__Problem details__
Send back the entries below exactly as they appear.
** start Listed records **
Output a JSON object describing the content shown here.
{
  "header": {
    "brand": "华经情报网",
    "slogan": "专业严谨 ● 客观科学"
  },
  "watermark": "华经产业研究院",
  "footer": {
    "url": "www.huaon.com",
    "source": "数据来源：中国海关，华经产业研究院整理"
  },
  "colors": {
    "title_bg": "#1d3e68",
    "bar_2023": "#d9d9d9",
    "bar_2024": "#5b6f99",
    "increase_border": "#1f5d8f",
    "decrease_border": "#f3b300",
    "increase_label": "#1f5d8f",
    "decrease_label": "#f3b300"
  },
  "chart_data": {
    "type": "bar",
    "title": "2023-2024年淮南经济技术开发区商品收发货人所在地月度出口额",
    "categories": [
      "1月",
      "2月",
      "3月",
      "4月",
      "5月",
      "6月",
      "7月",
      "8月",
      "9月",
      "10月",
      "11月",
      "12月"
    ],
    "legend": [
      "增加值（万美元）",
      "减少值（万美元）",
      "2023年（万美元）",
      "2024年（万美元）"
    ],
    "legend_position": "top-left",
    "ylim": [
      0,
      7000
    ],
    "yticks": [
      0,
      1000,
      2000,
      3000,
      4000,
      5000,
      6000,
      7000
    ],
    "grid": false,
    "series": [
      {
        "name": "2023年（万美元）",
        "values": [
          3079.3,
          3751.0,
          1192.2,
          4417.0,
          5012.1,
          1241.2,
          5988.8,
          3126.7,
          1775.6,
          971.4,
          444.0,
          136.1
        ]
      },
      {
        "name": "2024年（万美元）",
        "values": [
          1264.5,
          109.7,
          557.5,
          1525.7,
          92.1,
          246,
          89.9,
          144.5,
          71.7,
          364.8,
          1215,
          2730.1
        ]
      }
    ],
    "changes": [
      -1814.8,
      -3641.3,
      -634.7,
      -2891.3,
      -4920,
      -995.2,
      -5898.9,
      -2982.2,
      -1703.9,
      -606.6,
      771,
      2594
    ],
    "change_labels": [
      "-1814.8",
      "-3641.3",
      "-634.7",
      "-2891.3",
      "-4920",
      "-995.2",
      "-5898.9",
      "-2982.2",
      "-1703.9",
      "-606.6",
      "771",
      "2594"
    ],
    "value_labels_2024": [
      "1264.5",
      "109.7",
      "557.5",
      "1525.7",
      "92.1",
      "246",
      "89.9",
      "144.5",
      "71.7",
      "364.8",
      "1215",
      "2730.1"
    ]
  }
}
** end Listed records **
__Correct result__
Output a JSON object describing the content shown here.
{
  "header": {
    "brand": "华经情报网",
    "slogan": "专业严谨 ● 客观科学"
  },
  "watermark": "华经产业研究院",
  "footer": {
    "url": "www.huaon.com",
    "source": "数据来源：中国海关，华经产业研究院整理"
  },
  "colors": {
    "title_bg": "#1d3e68",
    "bar_2023": "#d9d9d9",
    "bar_2024": "#5b6f99",
    "increase_border": "#1f5d8f",
    "decrease_border": "#f3b300",
    "increase_label": "#1f5d8f",
    "decrease_label": "#f3b300"
  },
  "chart_data": {
    "type": "bar",
    "title": "2023-2024年淮南经济技术开发区商品收发货人所在地月度出口额",
    "categories": [
      "1月",
      "2月",
      "3月",
      "4月",
      "5月",
      "6月",
      "7月",
      "8月",
      "9月",
      "10月",
      "11月",
      "12月"
    ],
    "legend": [
      "增加值（万美元）",
      "减少值（万美元）",
      "2023年（万美元）",
      "2024年（万美元）"
    ],
    "legend_position": "top-left",
    "ylim": [
      0,
      7000
    ],
    "yticks": [
      0,
      1000,
      2000,
      3000,
      4000,
      5000,
      6000,
      7000
    ],
    "grid": false,
    "series": [
      {
        "name": "2023年（万美元）",
        "values": [
          3079.3,
          3751.0,
          1192.2,
          4417.0,
          5012.1,
          1241.2,
          5988.8,
          3126.7,
          1775.6,
          971.4,
          444.0,
          136.1
        ]
      },
      {
        "name": "2024年（万美元）",
        "values": [
          1264.5,
          109.7,
          557.5,
          1525.7,
          92.1,
          246,
          89.9,
          144.5,
          71.7,
          364.8,
          1215,
          2730.1
        ]
      }
    ],
    "changes": [
      -1814.8,
      -3641.3,
      -634.7,
      -2891.3,
      -4920,
      -995.2,
      -5898.9,
      -2982.2,
      -1703.9,
      -606.6,
      771,
      2594
    ],
    "change_labels": [
      "-1814.8",
      "-3641.3",
      "-634.7",
      "-2891.3",
      "-4920",
      "-995.2",
      "-5898.9",
      "-2982.2",
      "-1703.9",
      "-606.6",
      "771",
      "2594"
    ],
    "value_labels_2024": [
      "1264.5",
      "109.7",
      "557.5",
      "1525.7",
      "92.1",
      "246",
      "89.9",
      "144.5",
      "71.7",
      "364.8",
      "1215",
      "2730.1"
    ]
  }
}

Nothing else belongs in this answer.